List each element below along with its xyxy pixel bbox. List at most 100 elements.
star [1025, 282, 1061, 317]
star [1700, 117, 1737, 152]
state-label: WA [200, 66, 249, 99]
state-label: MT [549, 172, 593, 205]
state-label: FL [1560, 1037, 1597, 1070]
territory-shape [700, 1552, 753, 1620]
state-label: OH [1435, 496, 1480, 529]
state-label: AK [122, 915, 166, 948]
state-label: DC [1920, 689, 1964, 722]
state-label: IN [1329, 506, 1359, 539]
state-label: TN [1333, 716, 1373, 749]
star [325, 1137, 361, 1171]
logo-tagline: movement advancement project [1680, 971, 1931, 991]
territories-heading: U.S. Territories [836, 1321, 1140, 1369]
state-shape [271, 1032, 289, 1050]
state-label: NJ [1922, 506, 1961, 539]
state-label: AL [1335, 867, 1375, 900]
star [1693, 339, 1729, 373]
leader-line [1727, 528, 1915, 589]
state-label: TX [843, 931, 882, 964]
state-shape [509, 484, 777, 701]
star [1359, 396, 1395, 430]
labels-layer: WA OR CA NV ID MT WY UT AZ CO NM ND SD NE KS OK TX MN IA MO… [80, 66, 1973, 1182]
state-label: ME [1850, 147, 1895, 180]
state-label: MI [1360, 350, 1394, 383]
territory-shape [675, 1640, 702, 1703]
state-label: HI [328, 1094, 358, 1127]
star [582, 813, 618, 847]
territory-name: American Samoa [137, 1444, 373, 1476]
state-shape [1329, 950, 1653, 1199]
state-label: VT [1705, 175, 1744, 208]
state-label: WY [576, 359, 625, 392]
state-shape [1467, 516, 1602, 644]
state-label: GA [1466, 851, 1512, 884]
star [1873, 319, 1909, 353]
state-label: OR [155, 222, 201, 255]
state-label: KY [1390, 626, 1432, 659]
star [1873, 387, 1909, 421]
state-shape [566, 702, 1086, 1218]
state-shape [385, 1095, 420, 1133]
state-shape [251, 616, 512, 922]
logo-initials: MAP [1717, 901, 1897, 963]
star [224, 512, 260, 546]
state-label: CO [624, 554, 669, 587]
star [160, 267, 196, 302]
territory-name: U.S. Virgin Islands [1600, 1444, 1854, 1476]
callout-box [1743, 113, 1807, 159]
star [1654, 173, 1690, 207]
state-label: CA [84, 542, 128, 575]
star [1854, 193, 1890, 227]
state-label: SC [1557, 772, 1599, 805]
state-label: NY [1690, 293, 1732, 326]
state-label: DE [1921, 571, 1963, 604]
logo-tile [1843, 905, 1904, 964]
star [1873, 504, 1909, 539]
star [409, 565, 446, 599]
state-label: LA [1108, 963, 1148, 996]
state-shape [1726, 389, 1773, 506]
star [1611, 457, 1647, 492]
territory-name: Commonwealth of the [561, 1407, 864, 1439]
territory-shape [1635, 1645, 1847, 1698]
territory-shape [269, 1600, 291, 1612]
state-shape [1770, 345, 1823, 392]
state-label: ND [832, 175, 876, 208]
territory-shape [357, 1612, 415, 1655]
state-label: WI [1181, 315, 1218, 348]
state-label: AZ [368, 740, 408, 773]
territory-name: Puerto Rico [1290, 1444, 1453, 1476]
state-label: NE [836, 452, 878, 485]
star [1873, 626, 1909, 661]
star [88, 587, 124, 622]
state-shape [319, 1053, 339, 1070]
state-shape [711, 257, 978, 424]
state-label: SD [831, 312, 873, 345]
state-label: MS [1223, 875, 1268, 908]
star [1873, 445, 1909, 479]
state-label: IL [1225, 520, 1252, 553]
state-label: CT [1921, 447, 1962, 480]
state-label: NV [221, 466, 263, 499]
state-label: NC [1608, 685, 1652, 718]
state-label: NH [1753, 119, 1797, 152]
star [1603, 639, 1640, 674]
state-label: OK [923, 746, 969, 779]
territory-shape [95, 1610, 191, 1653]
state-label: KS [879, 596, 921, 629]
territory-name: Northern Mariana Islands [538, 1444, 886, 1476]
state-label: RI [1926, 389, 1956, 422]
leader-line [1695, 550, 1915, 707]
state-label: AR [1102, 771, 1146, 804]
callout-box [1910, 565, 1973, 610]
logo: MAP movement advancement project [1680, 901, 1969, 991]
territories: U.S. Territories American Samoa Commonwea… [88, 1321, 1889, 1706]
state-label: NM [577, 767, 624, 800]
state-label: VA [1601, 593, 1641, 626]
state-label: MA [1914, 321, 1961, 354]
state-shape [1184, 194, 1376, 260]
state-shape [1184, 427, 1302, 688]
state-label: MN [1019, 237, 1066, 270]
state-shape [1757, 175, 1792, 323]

★ ★ ★ ★ ★

■ **WHAT TO DO**
Copy every line of the material above word for word, changing nothing and adding nothing.

■ **EXERCISE SOLUTION**
List each element below along with its xyxy pixel bbox. List at most 100 elements.
star [1025, 282, 1061, 317]
star [1700, 117, 1737, 152]
state-label: WA [200, 66, 249, 99]
state-label: MT [549, 172, 593, 205]
state-label: FL [1560, 1037, 1597, 1070]
territory-shape [700, 1552, 753, 1620]
state-label: OH [1435, 496, 1480, 529]
state-label: AK [122, 915, 166, 948]
state-label: DC [1920, 689, 1964, 722]
state-label: IN [1329, 506, 1359, 539]
state-label: TN [1333, 716, 1373, 749]
star [325, 1137, 361, 1171]
logo-tagline: movement advancement project [1680, 971, 1931, 991]
territories-heading: U.S. Territories [836, 1321, 1140, 1369]
state-shape [271, 1032, 289, 1050]
state-label: NJ [1922, 506, 1961, 539]
state-label: AL [1335, 867, 1375, 900]
star [1693, 339, 1729, 373]
leader-line [1727, 528, 1915, 589]
state-label: TX [843, 931, 882, 964]
state-shape [509, 484, 777, 701]
star [1359, 396, 1395, 430]
labels-layer: WA OR CA NV ID MT WY UT AZ CO NM ND SD NE KS OK TX MN IA MO… [80, 66, 1973, 1182]
state-label: ME [1850, 147, 1895, 180]
state-label: MI [1360, 350, 1394, 383]
territory-shape [675, 1640, 702, 1703]
state-label: HI [328, 1094, 358, 1127]
star [582, 813, 618, 847]
territory-name: American Samoa [137, 1444, 373, 1476]
state-shape [1329, 950, 1653, 1199]
state-label: VT [1705, 175, 1744, 208]
state-label: WY [576, 359, 625, 392]
state-shape [1467, 516, 1602, 644]
state-label: GA [1466, 851, 1512, 884]
star [1873, 319, 1909, 353]
state-label: OR [155, 222, 201, 255]
state-label: KY [1390, 626, 1432, 659]
star [1873, 387, 1909, 421]
state-shape [566, 702, 1086, 1218]
state-shape [385, 1095, 420, 1133]
state-shape [251, 616, 512, 922]
logo-initials: MAP [1717, 901, 1897, 963]
star [224, 512, 260, 546]
state-label: CO [624, 554, 669, 587]
star [160, 267, 196, 302]
territory-name: U.S. Virgin Islands [1600, 1444, 1854, 1476]
callout-box [1743, 113, 1807, 159]
star [1654, 173, 1690, 207]
state-label: CA [84, 542, 128, 575]
star [1854, 193, 1890, 227]
state-label: SC [1557, 772, 1599, 805]
state-label: NY [1690, 293, 1732, 326]
state-label: DE [1921, 571, 1963, 604]
logo-tile [1843, 905, 1904, 964]
star [1873, 504, 1909, 539]
star [409, 565, 446, 599]
state-label: LA [1108, 963, 1148, 996]
state-shape [1726, 389, 1773, 506]
star [1611, 457, 1647, 492]
territory-name: Commonwealth of the [561, 1407, 864, 1439]
territory-shape [1635, 1645, 1847, 1698]
territory-shape [269, 1600, 291, 1612]
state-shape [1770, 345, 1823, 392]
state-label: ND [832, 175, 876, 208]
territory-shape [357, 1612, 415, 1655]
state-label: WI [1181, 315, 1218, 348]
state-label: AZ [368, 740, 408, 773]
territory-name: Puerto Rico [1290, 1444, 1453, 1476]
state-label: NE [836, 452, 878, 485]
star [1873, 626, 1909, 661]
star [88, 587, 124, 622]
state-shape [319, 1053, 339, 1070]
state-shape [711, 257, 978, 424]
state-label: SD [831, 312, 873, 345]
state-label: MS [1223, 875, 1268, 908]
star [1873, 445, 1909, 479]
state-label: IL [1225, 520, 1252, 553]
state-label: CT [1921, 447, 1962, 480]
state-label: NV [221, 466, 263, 499]
state-label: NC [1608, 685, 1652, 718]
state-label: NH [1753, 119, 1797, 152]
star [1603, 639, 1640, 674]
state-label: OK [923, 746, 969, 779]
territory-shape [95, 1610, 191, 1653]
state-label: KS [879, 596, 921, 629]
territory-name: Northern Mariana Islands [538, 1444, 886, 1476]
state-label: RI [1926, 389, 1956, 422]
leader-line [1695, 550, 1915, 707]
state-label: AR [1102, 771, 1146, 804]
callout-box [1910, 565, 1973, 610]
logo: MAP movement advancement project [1680, 901, 1969, 991]
territories: U.S. Territories American Samoa Commonwea… [88, 1321, 1889, 1706]
state-label: NM [577, 767, 624, 800]
state-label: VA [1601, 593, 1641, 626]
state-label: MA [1914, 321, 1961, 354]
state-shape [1184, 194, 1376, 260]
state-shape [1184, 427, 1302, 688]
state-label: MN [1019, 237, 1066, 270]
state-shape [1757, 175, 1792, 323]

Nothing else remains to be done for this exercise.